---------- Data listing ----------

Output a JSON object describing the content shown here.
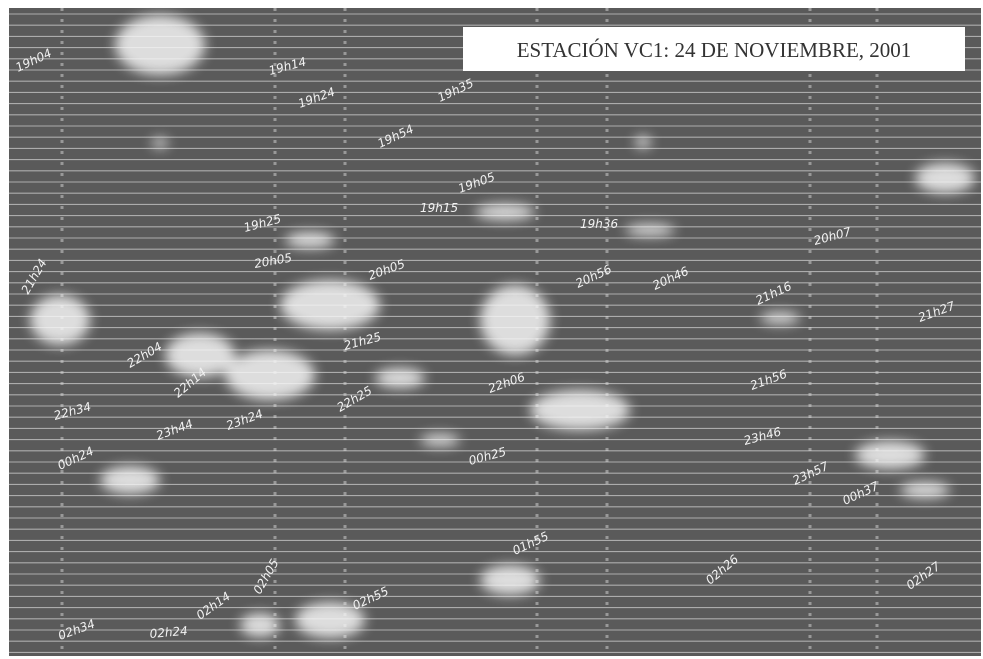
{
  "header": {
    "title": "ESTACIÓN VC1: 24 DE NOVIEMBRE, 2001"
  },
  "annotations": [
    "19h04",
    "19h14",
    "19h24",
    "19h35",
    "19h54",
    "19h05",
    "19h15",
    "19h25",
    "19h36",
    "20h07",
    "20h05",
    "20h05",
    "20h56",
    "20h46",
    "21h16",
    "21h24",
    "21h27",
    "21h25",
    "22h04",
    "22h14",
    "22h06",
    "21h56",
    "22h25",
    "22h34",
    "23h44",
    "23h24",
    "23h46",
    "23h57",
    "00h24",
    "00h25",
    "00h37",
    "01h55",
    "02h55",
    "02h05",
    "02h14",
    "02h24",
    "02h34",
    "02h26",
    "02h27"
  ]
}
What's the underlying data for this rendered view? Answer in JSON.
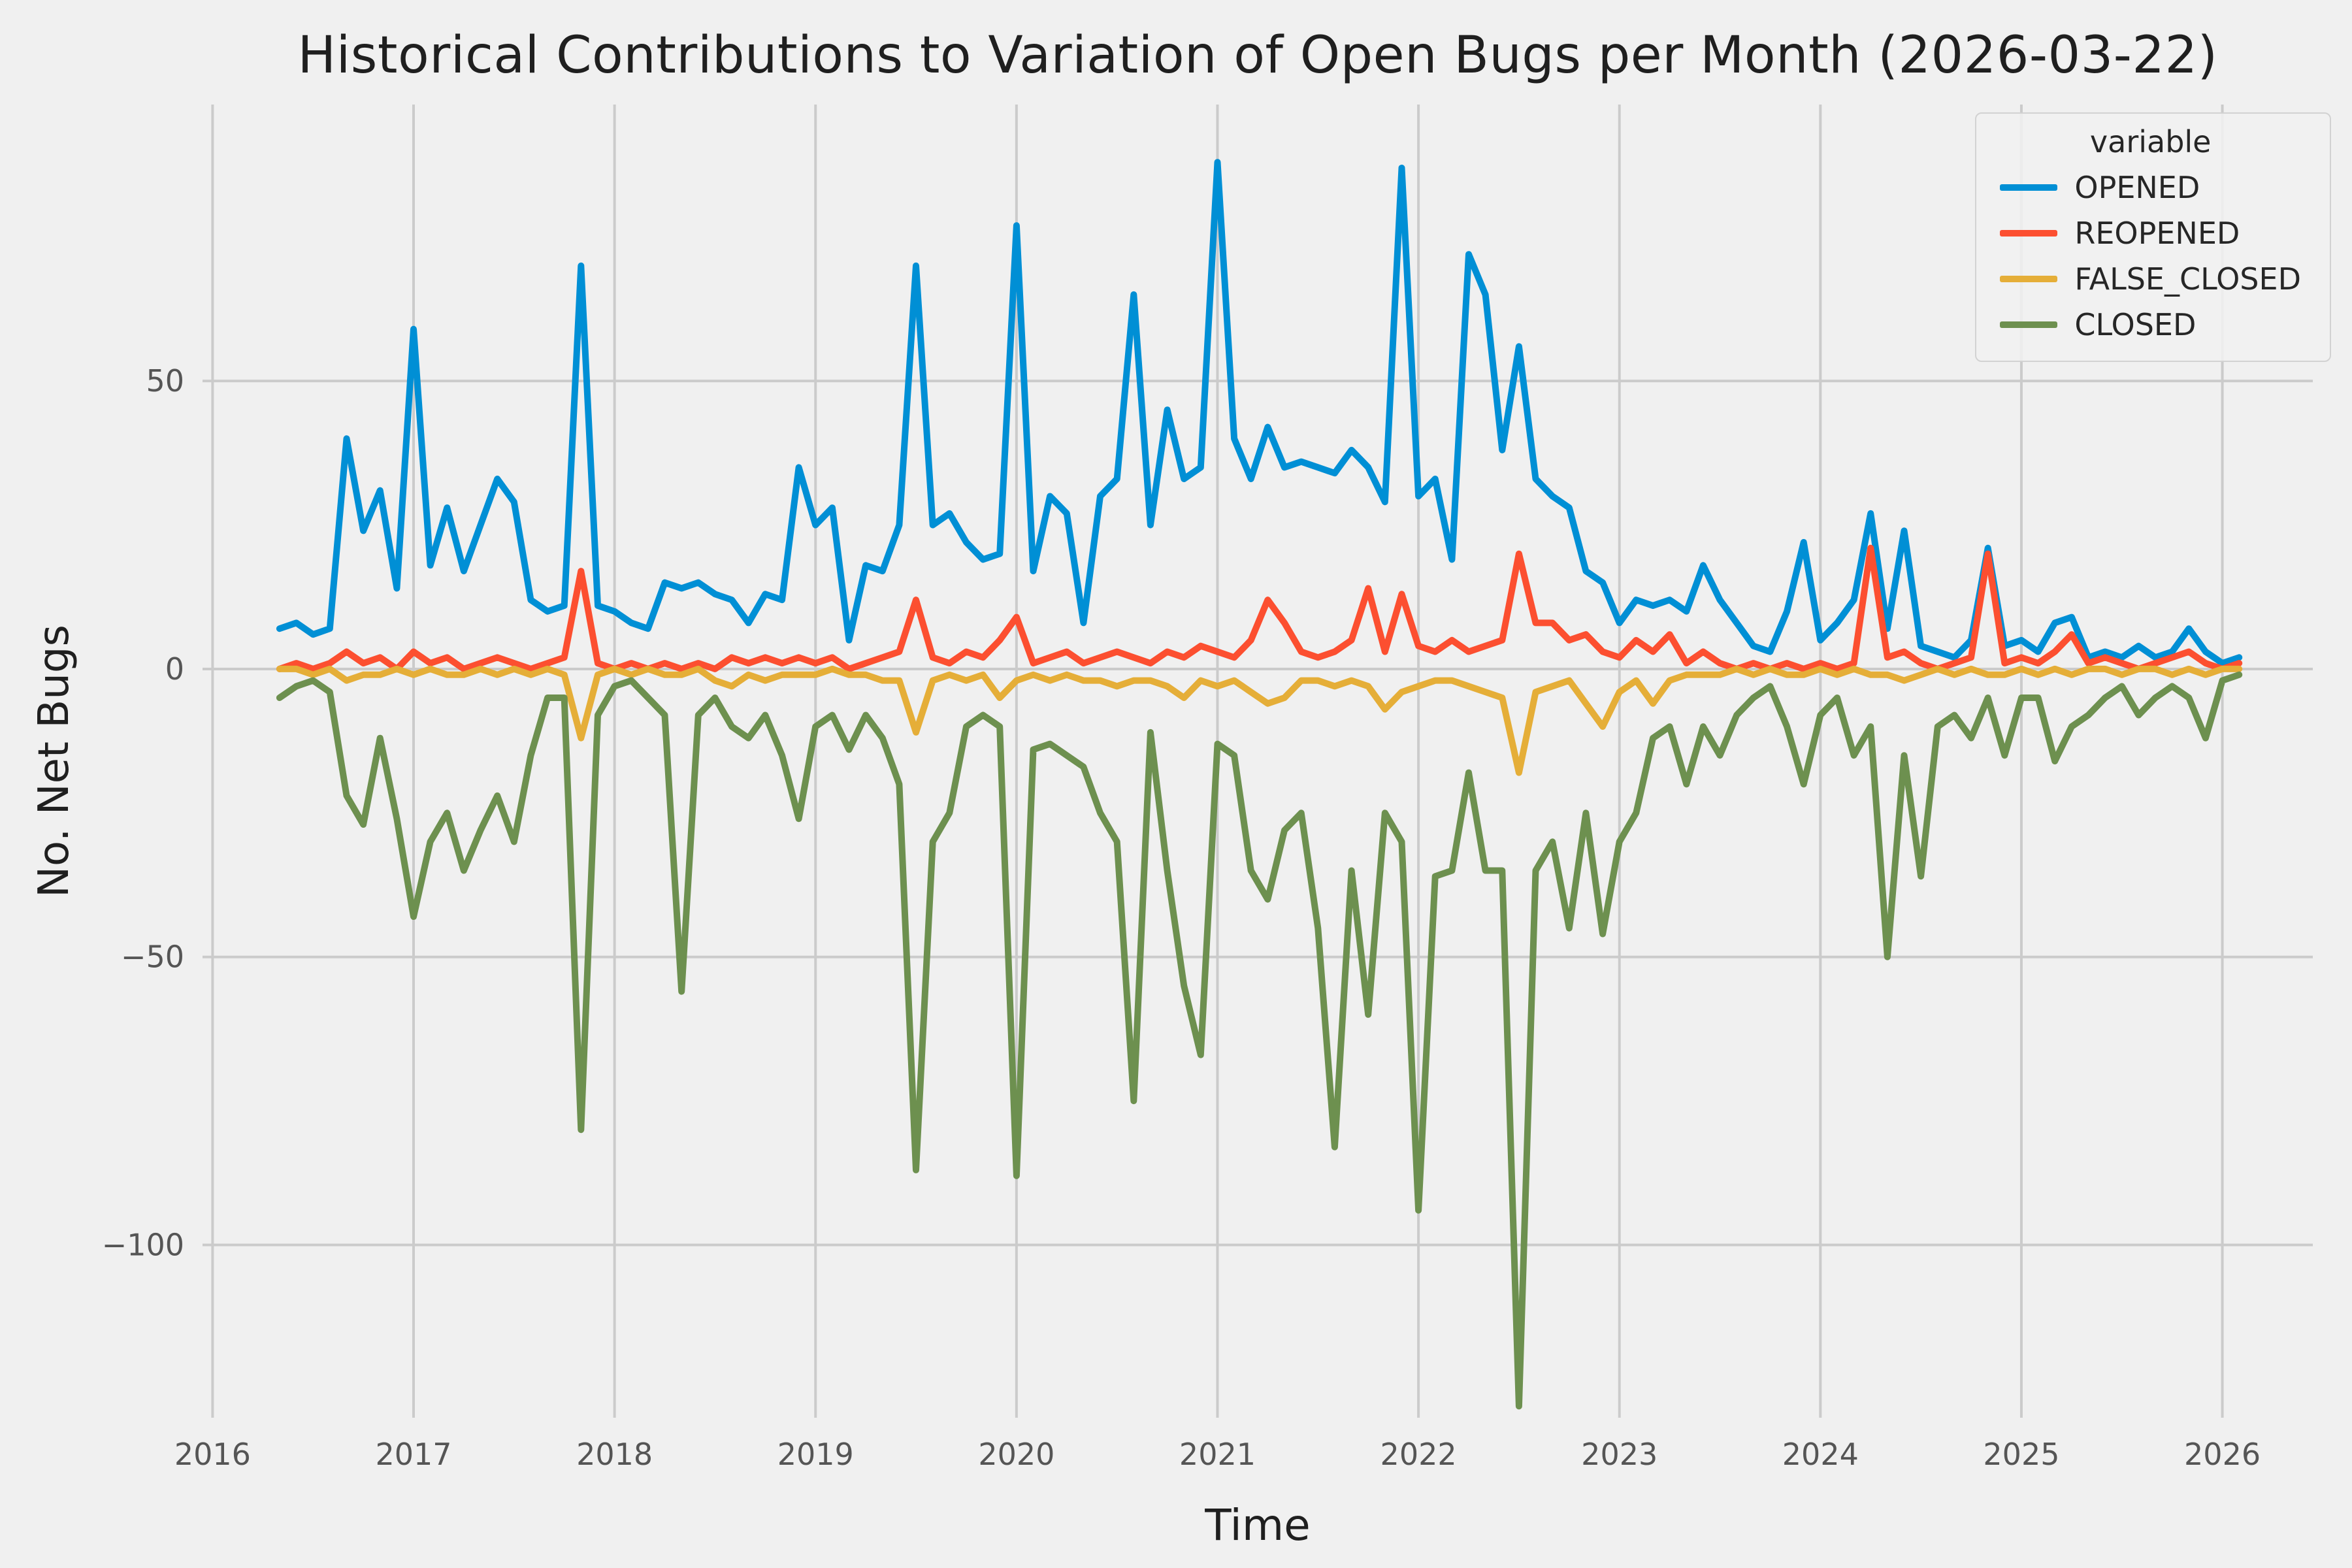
{
  "chart_data": {
    "type": "line",
    "title": "Historical Contributions to Variation of Open Bugs per Month (2026-03-22)",
    "xlabel": "Time",
    "ylabel": "No. Net Bugs",
    "legend_title": "variable",
    "legend_position": "upper right",
    "grid": true,
    "xlim": [
      2015.95,
      2026.45
    ],
    "ylim": [
      -130,
      98
    ],
    "start_year": 2016,
    "start_month": 5,
    "months": 118,
    "xticks": [
      2016,
      2017,
      2018,
      2019,
      2020,
      2021,
      2022,
      2023,
      2024,
      2025,
      2026
    ],
    "yticks": [
      {
        "value": 50,
        "label": "50"
      },
      {
        "value": 0,
        "label": "0"
      },
      {
        "value": -50,
        "label": "−50"
      },
      {
        "value": -100,
        "label": "−100"
      }
    ],
    "style": {
      "background": "#f0f0f0",
      "grid_color": "#cbcbcb",
      "tick_color": "#555555",
      "text_color": "#262626"
    },
    "series": [
      {
        "name": "OPENED",
        "color": "#008fd5",
        "values": [
          7,
          8,
          6,
          7,
          40,
          24,
          31,
          14,
          59,
          18,
          28,
          17,
          25,
          33,
          29,
          12,
          10,
          11,
          70,
          11,
          10,
          8,
          7,
          15,
          14,
          15,
          13,
          12,
          8,
          13,
          12,
          35,
          25,
          28,
          5,
          18,
          17,
          25,
          70,
          25,
          27,
          22,
          19,
          20,
          77,
          17,
          30,
          27,
          8,
          30,
          33,
          65,
          25,
          45,
          33,
          35,
          88,
          40,
          33,
          42,
          35,
          36,
          35,
          34,
          38,
          35,
          29,
          87,
          30,
          33,
          19,
          72,
          65,
          38,
          56,
          33,
          30,
          28,
          17,
          15,
          8,
          12,
          11,
          12,
          10,
          18,
          12,
          8,
          4,
          3,
          10,
          22,
          5,
          8,
          12,
          27,
          7,
          24,
          4,
          3,
          2,
          5,
          21,
          4,
          5,
          3,
          8,
          9,
          2,
          3,
          2,
          4,
          2,
          3,
          7,
          3,
          1,
          2
        ]
      },
      {
        "name": "REOPENED",
        "color": "#fc4f30",
        "values": [
          0,
          1,
          0,
          1,
          3,
          1,
          2,
          0,
          3,
          1,
          2,
          0,
          1,
          2,
          1,
          0,
          1,
          2,
          17,
          1,
          0,
          1,
          0,
          1,
          0,
          1,
          0,
          2,
          1,
          2,
          1,
          2,
          1,
          2,
          0,
          1,
          2,
          3,
          12,
          2,
          1,
          3,
          2,
          5,
          9,
          1,
          2,
          3,
          1,
          2,
          3,
          2,
          1,
          3,
          2,
          4,
          3,
          2,
          5,
          12,
          8,
          3,
          2,
          3,
          5,
          14,
          3,
          13,
          4,
          3,
          5,
          3,
          4,
          5,
          20,
          8,
          8,
          5,
          6,
          3,
          2,
          5,
          3,
          6,
          1,
          3,
          1,
          0,
          1,
          0,
          1,
          0,
          1,
          0,
          1,
          21,
          2,
          3,
          1,
          0,
          1,
          2,
          20,
          1,
          2,
          1,
          3,
          6,
          1,
          2,
          1,
          0,
          1,
          2,
          3,
          1,
          0,
          1
        ]
      },
      {
        "name": "FALSE_CLOSED",
        "color": "#e5ae38",
        "values": [
          0,
          0,
          -1,
          0,
          -2,
          -1,
          -1,
          0,
          -1,
          0,
          -1,
          -1,
          0,
          -1,
          0,
          -1,
          0,
          -1,
          -12,
          -1,
          0,
          -1,
          0,
          -1,
          -1,
          0,
          -2,
          -3,
          -1,
          -2,
          -1,
          -1,
          -1,
          0,
          -1,
          -1,
          -2,
          -2,
          -11,
          -2,
          -1,
          -2,
          -1,
          -5,
          -2,
          -1,
          -2,
          -1,
          -2,
          -2,
          -3,
          -2,
          -2,
          -3,
          -5,
          -2,
          -3,
          -2,
          -4,
          -6,
          -5,
          -2,
          -2,
          -3,
          -2,
          -3,
          -7,
          -4,
          -3,
          -2,
          -2,
          -3,
          -4,
          -5,
          -18,
          -4,
          -3,
          -2,
          -6,
          -10,
          -4,
          -2,
          -6,
          -2,
          -1,
          -1,
          -1,
          0,
          -1,
          0,
          -1,
          -1,
          0,
          -1,
          0,
          -1,
          -1,
          -2,
          -1,
          0,
          -1,
          0,
          -1,
          -1,
          0,
          -1,
          0,
          -1,
          0,
          0,
          -1,
          0,
          0,
          -1,
          0,
          -1,
          0,
          0
        ]
      },
      {
        "name": "CLOSED",
        "color": "#6d904f",
        "values": [
          -5,
          -3,
          -2,
          -4,
          -22,
          -27,
          -12,
          -26,
          -43,
          -30,
          -25,
          -35,
          -28,
          -22,
          -30,
          -15,
          -5,
          -5,
          -80,
          -8,
          -3,
          -2,
          -5,
          -8,
          -56,
          -8,
          -5,
          -10,
          -12,
          -8,
          -15,
          -26,
          -10,
          -8,
          -14,
          -8,
          -12,
          -20,
          -87,
          -30,
          -25,
          -10,
          -8,
          -10,
          -88,
          -14,
          -13,
          -15,
          -17,
          -25,
          -30,
          -75,
          -11,
          -35,
          -55,
          -67,
          -13,
          -15,
          -35,
          -40,
          -28,
          -25,
          -45,
          -83,
          -35,
          -60,
          -25,
          -30,
          -94,
          -36,
          -35,
          -18,
          -35,
          -35,
          -128,
          -35,
          -30,
          -45,
          -25,
          -46,
          -30,
          -25,
          -12,
          -10,
          -20,
          -10,
          -15,
          -8,
          -5,
          -3,
          -10,
          -20,
          -8,
          -5,
          -15,
          -10,
          -50,
          -15,
          -36,
          -10,
          -8,
          -12,
          -5,
          -15,
          -5,
          -5,
          -16,
          -10,
          -8,
          -5,
          -3,
          -8,
          -5,
          -3,
          -5,
          -12,
          -2,
          -1
        ]
      }
    ]
  }
}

----------

§ Task requirements
Using the records above, list each line that includes "name".

§ Answer for the task
        "name": "OPENED",
        "name": "REOPENED",
        "name": "FALSE_CLOSED",
        "name": "CLOSED",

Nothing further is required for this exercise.